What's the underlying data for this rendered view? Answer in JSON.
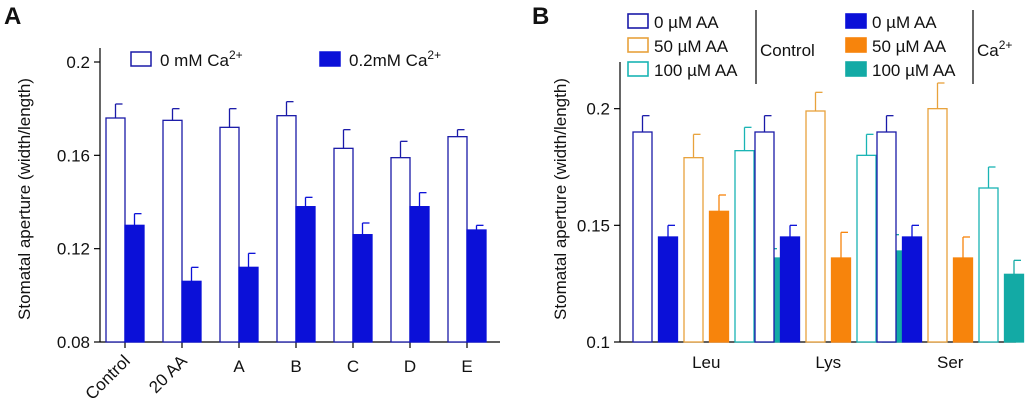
{
  "chart_data": [
    {
      "panel": "A",
      "type": "bar",
      "ylabel": "Stomatal aperture (width/length)",
      "ylim": [
        0.08,
        0.2
      ],
      "yticks": [
        "0.08",
        "0.12",
        "0.16",
        "0.2"
      ],
      "ytick_values": [
        0.08,
        0.12,
        0.16,
        0.2
      ],
      "categories": [
        "Control",
        "20 AA",
        "A",
        "B",
        "C",
        "D",
        "E"
      ],
      "legend_placement": "top",
      "series": [
        {
          "name_main": "0 mM Ca",
          "name_sup": "2+",
          "fill": "#ffffff",
          "stroke": "#1a1aa8",
          "values": [
            0.176,
            0.175,
            0.172,
            0.177,
            0.163,
            0.159,
            0.168
          ],
          "errors": [
            0.006,
            0.005,
            0.008,
            0.006,
            0.008,
            0.007,
            0.003
          ]
        },
        {
          "name_main": "0.2mM Ca",
          "name_sup": "2+",
          "fill": "#0b10d8",
          "stroke": "#0b10d8",
          "values": [
            0.13,
            0.106,
            0.112,
            0.138,
            0.126,
            0.138,
            0.128
          ],
          "errors": [
            0.005,
            0.006,
            0.006,
            0.004,
            0.005,
            0.006,
            0.002
          ]
        }
      ]
    },
    {
      "panel": "B",
      "type": "bar",
      "ylabel": "Stomatal aperture (width/length)",
      "ylim": [
        0.1,
        0.22
      ],
      "yticks": [
        "0.1",
        "0.15",
        "0.2"
      ],
      "ytick_values": [
        0.1,
        0.15,
        0.2
      ],
      "categories": [
        "Leu",
        "Lys",
        "Ser"
      ],
      "legend_placement": "top",
      "legend_groups": [
        {
          "label": "Control",
          "entries": [
            {
              "name": "0 µM AA",
              "fill": "#ffffff",
              "stroke": "#1a1aa8"
            },
            {
              "name": "50 µM AA",
              "fill": "#ffffff",
              "stroke": "#e8a23c"
            },
            {
              "name": "100 µM AA",
              "fill": "#ffffff",
              "stroke": "#19b4b4"
            }
          ]
        },
        {
          "label_main": "Ca",
          "label_sup": "2+",
          "entries": [
            {
              "name": "0 µM AA",
              "fill": "#0b10d8",
              "stroke": "#0b10d8"
            },
            {
              "name": "50 µM AA",
              "fill": "#f7840c",
              "stroke": "#f7840c"
            },
            {
              "name": "100 µM AA",
              "fill": "#13aaa5",
              "stroke": "#13aaa5"
            }
          ]
        }
      ],
      "series": [
        {
          "name": "Control 0 µM AA",
          "fill": "#ffffff",
          "stroke": "#1a1aa8",
          "values": [
            0.19,
            0.19,
            0.19
          ],
          "errors": [
            0.007,
            0.007,
            0.007
          ]
        },
        {
          "name": "Ca 0 µM AA",
          "fill": "#0b10d8",
          "stroke": "#0b10d8",
          "values": [
            0.145,
            0.145,
            0.145
          ],
          "errors": [
            0.005,
            0.005,
            0.005
          ]
        },
        {
          "name": "Control 50 µM AA",
          "fill": "#ffffff",
          "stroke": "#e8a23c",
          "values": [
            0.179,
            0.199,
            0.2
          ],
          "errors": [
            0.01,
            0.008,
            0.011
          ]
        },
        {
          "name": "Ca 50 µM AA",
          "fill": "#f7840c",
          "stroke": "#f7840c",
          "values": [
            0.156,
            0.136,
            0.136
          ],
          "errors": [
            0.007,
            0.011,
            0.009
          ]
        },
        {
          "name": "Control 100 µM AA",
          "fill": "#ffffff",
          "stroke": "#19b4b4",
          "values": [
            0.182,
            0.18,
            0.166
          ],
          "errors": [
            0.01,
            0.009,
            0.009
          ]
        },
        {
          "name": "Ca 100 µM AA",
          "fill": "#13aaa5",
          "stroke": "#13aaa5",
          "values": [
            0.136,
            0.139,
            0.129
          ],
          "errors": [
            0.004,
            0.007,
            0.006
          ]
        }
      ]
    }
  ]
}
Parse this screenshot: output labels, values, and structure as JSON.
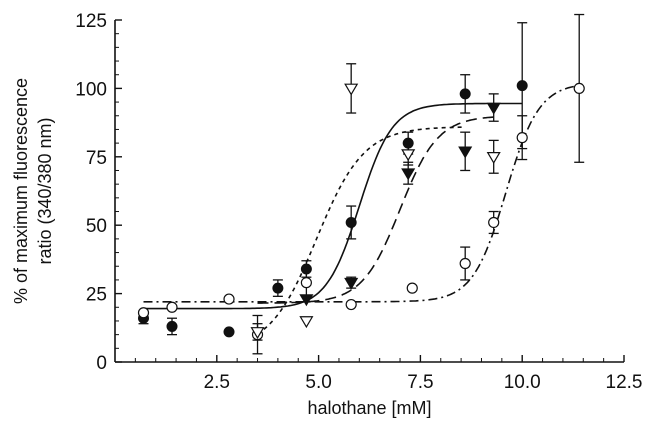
{
  "chart_data": {
    "type": "scatter",
    "title": "",
    "xlabel": "halothane [mM]",
    "ylabel": "% of maximum fluorescence ratio (340/380 nm)",
    "ylabel_lines": [
      "% of maximum fluorescence",
      "ratio (340/380 nm)"
    ],
    "xlim": [
      0,
      12.5
    ],
    "ylim": [
      0,
      125
    ],
    "xticks": [
      2.5,
      5.0,
      7.5,
      10.0,
      12.5
    ],
    "xtick_labels": [
      "2.5",
      "5.0",
      "7.5",
      "10.0",
      "12.5"
    ],
    "yticks": [
      0,
      25,
      50,
      75,
      100,
      125
    ],
    "ytick_labels": [
      "0",
      "25",
      "50",
      "75",
      "100",
      "125"
    ],
    "grid": false,
    "legend": "none",
    "series": [
      {
        "marker": "filled-circle",
        "points": [
          {
            "x": 0.7,
            "y": 16,
            "err": 2
          },
          {
            "x": 1.4,
            "y": 13,
            "err": 3
          },
          {
            "x": 2.8,
            "y": 11,
            "err": 0
          },
          {
            "x": 4.0,
            "y": 27,
            "err": 3
          },
          {
            "x": 4.7,
            "y": 34,
            "err": 3
          },
          {
            "x": 5.8,
            "y": 51,
            "err": 6
          },
          {
            "x": 7.2,
            "y": 80,
            "err": 4
          },
          {
            "x": 8.6,
            "y": 98,
            "err": 7
          },
          {
            "x": 10.0,
            "y": 101,
            "err": 23
          }
        ],
        "fit": {
          "style": "solid",
          "bottom": 19.5,
          "top": 94.5,
          "x50": 6.0,
          "slope": 0.28,
          "xrange": [
            0.7,
            10.0
          ]
        }
      },
      {
        "marker": "open-circle",
        "points": [
          {
            "x": 0.7,
            "y": 18,
            "err": 0
          },
          {
            "x": 1.4,
            "y": 20,
            "err": 0
          },
          {
            "x": 2.8,
            "y": 23,
            "err": 0
          },
          {
            "x": 3.5,
            "y": 10,
            "err": 7
          },
          {
            "x": 4.7,
            "y": 29,
            "err": 5
          },
          {
            "x": 5.8,
            "y": 21,
            "err": 0
          },
          {
            "x": 7.3,
            "y": 27,
            "err": 0
          },
          {
            "x": 8.6,
            "y": 36,
            "err": 6
          },
          {
            "x": 9.3,
            "y": 51,
            "err": 4
          },
          {
            "x": 10.0,
            "y": 82,
            "err": 8
          },
          {
            "x": 11.4,
            "y": 100,
            "err": 27
          }
        ],
        "fit": {
          "style": "dash-dot",
          "bottom": 22,
          "top": 102,
          "x50": 9.6,
          "slope": 0.28,
          "xrange": [
            0.7,
            11.4
          ]
        }
      },
      {
        "marker": "filled-triangle-down",
        "points": [
          {
            "x": 4.7,
            "y": 23,
            "err": 0
          },
          {
            "x": 5.8,
            "y": 29,
            "err": 2
          },
          {
            "x": 7.2,
            "y": 69,
            "err": 4
          },
          {
            "x": 8.6,
            "y": 77,
            "err": 7
          },
          {
            "x": 9.3,
            "y": 93,
            "err": 5
          }
        ],
        "fit": {
          "style": "long-dash",
          "bottom": 21.5,
          "top": 90,
          "x50": 7.0,
          "slope": 0.32,
          "xrange": [
            3.5,
            9.3
          ]
        }
      },
      {
        "marker": "open-triangle-down",
        "points": [
          {
            "x": 3.5,
            "y": 11,
            "err": 3
          },
          {
            "x": 4.7,
            "y": 15,
            "err": 0
          },
          {
            "x": 5.8,
            "y": 100,
            "err": 9
          },
          {
            "x": 7.2,
            "y": 76,
            "err": 4
          },
          {
            "x": 9.3,
            "y": 75,
            "err": 6
          }
        ],
        "fit": {
          "style": "short-dash",
          "bottom": 4,
          "top": 86,
          "x50": 4.95,
          "slope": 0.4,
          "xrange": [
            3.5,
            8.6
          ]
        }
      }
    ]
  }
}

What the task asks -
Select the lines from the entries that include the word "triangle".

Response -
        "marker": "filled-triangle-down",
        "marker": "open-triangle-down",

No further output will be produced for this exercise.